● **Your task**: Take the entries below and reproduce them word for word.

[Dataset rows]
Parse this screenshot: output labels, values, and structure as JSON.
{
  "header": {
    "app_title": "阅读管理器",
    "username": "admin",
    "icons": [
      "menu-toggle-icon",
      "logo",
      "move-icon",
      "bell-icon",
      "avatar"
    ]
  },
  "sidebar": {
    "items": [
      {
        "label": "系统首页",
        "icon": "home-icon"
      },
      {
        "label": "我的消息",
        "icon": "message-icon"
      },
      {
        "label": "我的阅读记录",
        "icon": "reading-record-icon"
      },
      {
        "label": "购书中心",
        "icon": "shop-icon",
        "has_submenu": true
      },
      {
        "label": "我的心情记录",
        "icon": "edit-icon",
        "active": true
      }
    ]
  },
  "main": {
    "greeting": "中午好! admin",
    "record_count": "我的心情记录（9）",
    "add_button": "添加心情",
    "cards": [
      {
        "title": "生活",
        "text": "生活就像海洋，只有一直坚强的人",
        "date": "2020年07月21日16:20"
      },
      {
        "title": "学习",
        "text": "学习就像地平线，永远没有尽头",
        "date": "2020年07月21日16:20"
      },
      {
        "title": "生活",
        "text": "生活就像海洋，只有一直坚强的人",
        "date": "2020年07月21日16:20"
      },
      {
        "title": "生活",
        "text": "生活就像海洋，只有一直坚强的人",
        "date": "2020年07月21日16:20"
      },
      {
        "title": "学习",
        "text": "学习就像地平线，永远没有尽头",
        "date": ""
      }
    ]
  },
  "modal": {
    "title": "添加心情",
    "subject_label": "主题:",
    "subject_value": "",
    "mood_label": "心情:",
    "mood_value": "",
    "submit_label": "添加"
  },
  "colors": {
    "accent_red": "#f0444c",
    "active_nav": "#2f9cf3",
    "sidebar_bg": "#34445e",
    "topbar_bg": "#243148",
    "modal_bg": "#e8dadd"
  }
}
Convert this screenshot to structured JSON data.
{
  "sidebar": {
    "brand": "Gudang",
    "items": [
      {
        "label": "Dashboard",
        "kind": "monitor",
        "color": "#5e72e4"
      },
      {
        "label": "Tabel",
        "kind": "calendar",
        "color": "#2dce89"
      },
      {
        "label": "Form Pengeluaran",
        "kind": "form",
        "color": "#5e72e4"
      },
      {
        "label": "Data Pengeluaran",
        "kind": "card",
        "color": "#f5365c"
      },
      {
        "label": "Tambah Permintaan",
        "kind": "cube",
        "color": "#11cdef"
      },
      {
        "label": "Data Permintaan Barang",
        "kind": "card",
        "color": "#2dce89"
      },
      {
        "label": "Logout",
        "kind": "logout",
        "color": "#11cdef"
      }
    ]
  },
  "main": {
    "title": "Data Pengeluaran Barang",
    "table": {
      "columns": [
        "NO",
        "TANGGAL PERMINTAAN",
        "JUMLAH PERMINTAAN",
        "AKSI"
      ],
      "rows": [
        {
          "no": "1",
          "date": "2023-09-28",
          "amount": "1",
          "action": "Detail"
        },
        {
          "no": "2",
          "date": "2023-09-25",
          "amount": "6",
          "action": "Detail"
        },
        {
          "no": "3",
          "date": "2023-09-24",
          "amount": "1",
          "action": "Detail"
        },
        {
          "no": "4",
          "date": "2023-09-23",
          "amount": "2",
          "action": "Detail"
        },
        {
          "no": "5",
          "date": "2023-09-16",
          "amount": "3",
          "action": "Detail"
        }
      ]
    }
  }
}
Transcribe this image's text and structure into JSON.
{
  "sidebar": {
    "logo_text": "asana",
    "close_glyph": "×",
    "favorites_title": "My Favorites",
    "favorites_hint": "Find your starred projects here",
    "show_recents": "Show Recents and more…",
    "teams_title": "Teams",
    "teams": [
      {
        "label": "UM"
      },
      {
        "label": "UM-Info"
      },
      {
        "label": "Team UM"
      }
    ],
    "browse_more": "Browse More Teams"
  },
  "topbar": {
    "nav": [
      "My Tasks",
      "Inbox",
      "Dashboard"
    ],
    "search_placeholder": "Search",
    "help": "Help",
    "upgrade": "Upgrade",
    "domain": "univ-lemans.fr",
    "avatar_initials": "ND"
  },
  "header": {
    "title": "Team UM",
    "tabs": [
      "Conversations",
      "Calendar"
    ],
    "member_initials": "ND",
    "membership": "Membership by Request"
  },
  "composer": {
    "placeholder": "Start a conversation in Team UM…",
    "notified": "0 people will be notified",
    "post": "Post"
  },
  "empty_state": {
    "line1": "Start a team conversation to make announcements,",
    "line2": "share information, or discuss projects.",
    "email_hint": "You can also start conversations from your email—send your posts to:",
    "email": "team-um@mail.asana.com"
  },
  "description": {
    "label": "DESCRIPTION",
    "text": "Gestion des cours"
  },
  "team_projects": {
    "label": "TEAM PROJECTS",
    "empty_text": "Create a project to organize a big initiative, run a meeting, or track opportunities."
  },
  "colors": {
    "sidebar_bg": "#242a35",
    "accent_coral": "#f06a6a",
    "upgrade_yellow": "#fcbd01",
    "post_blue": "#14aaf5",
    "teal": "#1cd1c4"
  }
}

● **Solved exercise**:
Parse this screenshot: output labels, values, and structure as JSON.
{
  "header": {
    "app_title": "阅读管理器",
    "username": "admin",
    "icons": [
      "menu-toggle-icon",
      "logo",
      "move-icon",
      "bell-icon",
      "avatar"
    ]
  },
  "sidebar": {
    "items": [
      {
        "label": "系统首页",
        "icon": "home-icon"
      },
      {
        "label": "我的消息",
        "icon": "message-icon"
      },
      {
        "label": "我的阅读记录",
        "icon": "reading-record-icon"
      },
      {
        "label": "购书中心",
        "icon": "shop-icon",
        "has_submenu": true
      },
      {
        "label": "我的心情记录",
        "icon": "edit-icon",
        "active": true
      }
    ]
  },
  "main": {
    "greeting": "中午好! admin",
    "record_count": "我的心情记录（9）",
    "add_button": "添加心情",
    "cards": [
      {
        "title": "生活",
        "text": "生活就像海洋，只有一直坚强的人",
        "date": "2020年07月21日16:20"
      },
      {
        "title": "学习",
        "text": "学习就像地平线，永远没有尽头",
        "date": "2020年07月21日16:20"
      },
      {
        "title": "生活",
        "text": "生活就像海洋，只有一直坚强的人",
        "date": "2020年07月21日16:20"
      },
      {
        "title": "生活",
        "text": "生活就像海洋，只有一直坚强的人",
        "date": "2020年07月21日16:20"
      },
      {
        "title": "学习",
        "text": "学习就像地平线，永远没有尽头",
        "date": ""
      }
    ]
  },
  "modal": {
    "title": "添加心情",
    "subject_label": "主题:",
    "subject_value": "",
    "mood_label": "心情:",
    "mood_value": "",
    "submit_label": "添加"
  },
  "colors": {
    "accent_red": "#f0444c",
    "active_nav": "#2f9cf3",
    "sidebar_bg": "#34445e",
    "topbar_bg": "#243148",
    "modal_bg": "#e8dadd"
  }
}
Convert this screenshot to structured JSON data.
{
  "sidebar": {
    "brand": "Gudang",
    "items": [
      {
        "label": "Dashboard",
        "kind": "monitor",
        "color": "#5e72e4"
      },
      {
        "label": "Tabel",
        "kind": "calendar",
        "color": "#2dce89"
      },
      {
        "label": "Form Pengeluaran",
        "kind": "form",
        "color": "#5e72e4"
      },
      {
        "label": "Data Pengeluaran",
        "kind": "card",
        "color": "#f5365c"
      },
      {
        "label": "Tambah Permintaan",
        "kind": "cube",
        "color": "#11cdef"
      },
      {
        "label": "Data Permintaan Barang",
        "kind": "card",
        "color": "#2dce89"
      },
      {
        "label": "Logout",
        "kind": "logout",
        "color": "#11cdef"
      }
    ]
  },
  "main": {
    "title": "Data Pengeluaran Barang",
    "table": {
      "columns": [
        "NO",
        "TANGGAL PERMINTAAN",
        "JUMLAH PERMINTAAN",
        "AKSI"
      ],
      "rows": [
        {
          "no": "1",
          "date": "2023-09-28",
          "amount": "1",
          "action": "Detail"
        },
        {
          "no": "2",
          "date": "2023-09-25",
          "amount": "6",
          "action": "Detail"
        },
        {
          "no": "3",
          "date": "2023-09-24",
          "amount": "1",
          "action": "Detail"
        },
        {
          "no": "4",
          "date": "2023-09-23",
          "amount": "2",
          "action": "Detail"
        },
        {
          "no": "5",
          "date": "2023-09-16",
          "amount": "3",
          "action": "Detail"
        }
      ]
    }
  }
}
Transcribe this image's text and structure into JSON.
{
  "sidebar": {
    "logo_text": "asana",
    "close_glyph": "×",
    "favorites_title": "My Favorites",
    "favorites_hint": "Find your starred projects here",
    "show_recents": "Show Recents and more…",
    "teams_title": "Teams",
    "teams": [
      {
        "label": "UM"
      },
      {
        "label": "UM-Info"
      },
      {
        "label": "Team UM"
      }
    ],
    "browse_more": "Browse More Teams"
  },
  "topbar": {
    "nav": [
      "My Tasks",
      "Inbox",
      "Dashboard"
    ],
    "search_placeholder": "Search",
    "help": "Help",
    "upgrade": "Upgrade",
    "domain": "univ-lemans.fr",
    "avatar_initials": "ND"
  },
  "header": {
    "title": "Team UM",
    "tabs": [
      "Conversations",
      "Calendar"
    ],
    "member_initials": "ND",
    "membership": "Membership by Request"
  },
  "composer": {
    "placeholder": "Start a conversation in Team UM…",
    "notified": "0 people will be notified",
    "post": "Post"
  },
  "empty_state": {
    "line1": "Start a team conversation to make announcements,",
    "line2": "share information, or discuss projects.",
    "email_hint": "You can also start conversations from your email—send your posts to:",
    "email": "team-um@mail.asana.com"
  },
  "description": {
    "label": "DESCRIPTION",
    "text": "Gestion des cours"
  },
  "team_projects": {
    "label": "TEAM PROJECTS",
    "empty_text": "Create a project to organize a big initiative, run a meeting, or track opportunities."
  },
  "colors": {
    "sidebar_bg": "#242a35",
    "accent_coral": "#f06a6a",
    "upgrade_yellow": "#fcbd01",
    "post_blue": "#14aaf5",
    "teal": "#1cd1c4"
  }
}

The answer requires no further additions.